▸ **Problem description**
Your task is to repeat all of the data exactly while excluding the pictures.

▸ **Data for this exercise**
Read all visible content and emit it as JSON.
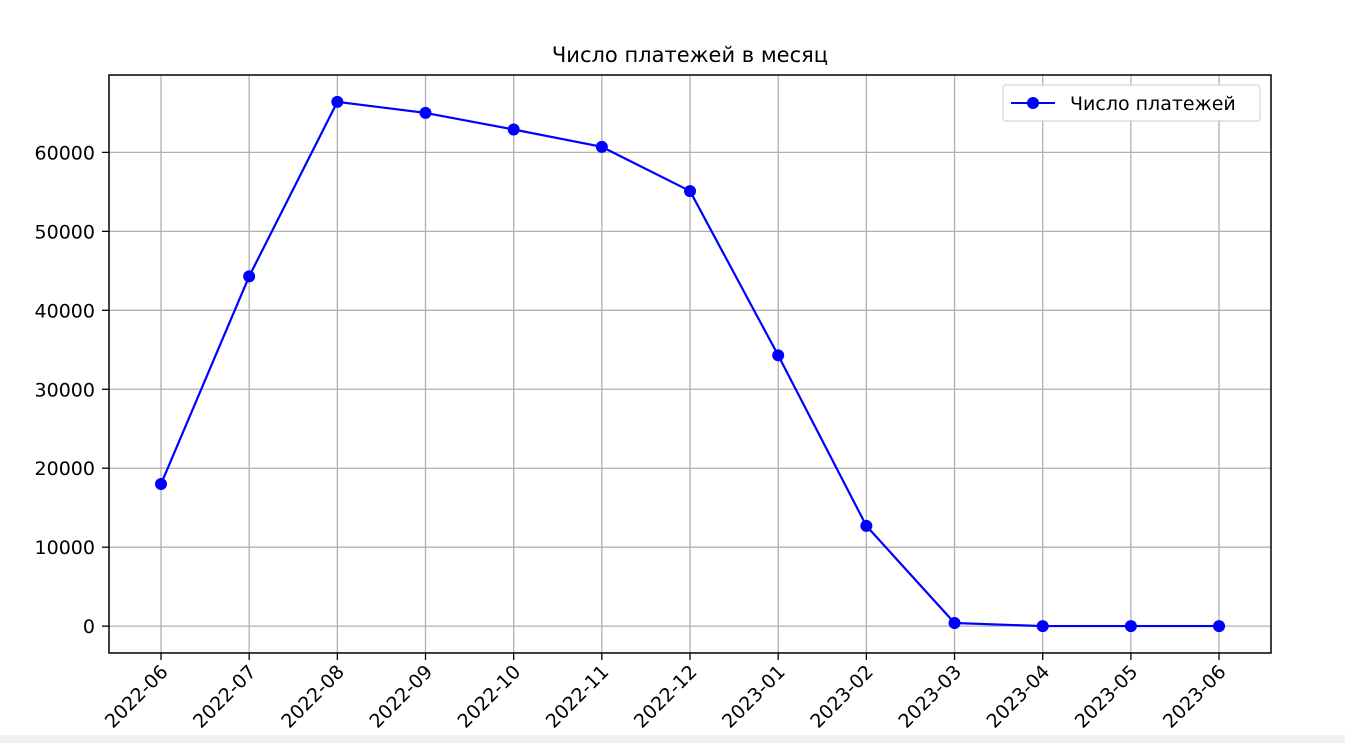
{
  "chart_data": {
    "type": "line",
    "title": "Число платежей в месяц",
    "xlabel": "",
    "ylabel": "",
    "categories": [
      "2022-06",
      "2022-07",
      "2022-08",
      "2022-09",
      "2022-10",
      "2022-11",
      "2022-12",
      "2023-01",
      "2023-02",
      "2023-03",
      "2023-04",
      "2023-05",
      "2023-06"
    ],
    "series": [
      {
        "name": "Число платежей",
        "values": [
          18000,
          44300,
          66400,
          65000,
          62900,
          60700,
          55100,
          34300,
          12700,
          400,
          10,
          10,
          10
        ],
        "color": "#0000ff",
        "marker": "circle"
      }
    ],
    "yticks": [
      "0",
      "10000",
      "20000",
      "30000",
      "40000",
      "50000",
      "60000"
    ],
    "ylim": [
      -3400,
      69800
    ],
    "grid": true,
    "legend": "top-right",
    "legend_label": "Число платежей"
  }
}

▸ **The output**
Read all visible content and emit it as JSON.
{
  "chart_data": {
    "type": "line",
    "title": "Число платежей в месяц",
    "xlabel": "",
    "ylabel": "",
    "categories": [
      "2022-06",
      "2022-07",
      "2022-08",
      "2022-09",
      "2022-10",
      "2022-11",
      "2022-12",
      "2023-01",
      "2023-02",
      "2023-03",
      "2023-04",
      "2023-05",
      "2023-06"
    ],
    "series": [
      {
        "name": "Число платежей",
        "values": [
          18000,
          44300,
          66400,
          65000,
          62900,
          60700,
          55100,
          34300,
          12700,
          400,
          10,
          10,
          10
        ],
        "color": "#0000ff",
        "marker": "circle"
      }
    ],
    "yticks": [
      "0",
      "10000",
      "20000",
      "30000",
      "40000",
      "50000",
      "60000"
    ],
    "ylim": [
      -3400,
      69800
    ],
    "grid": true,
    "legend": "top-right",
    "legend_label": "Число платежей"
  }
}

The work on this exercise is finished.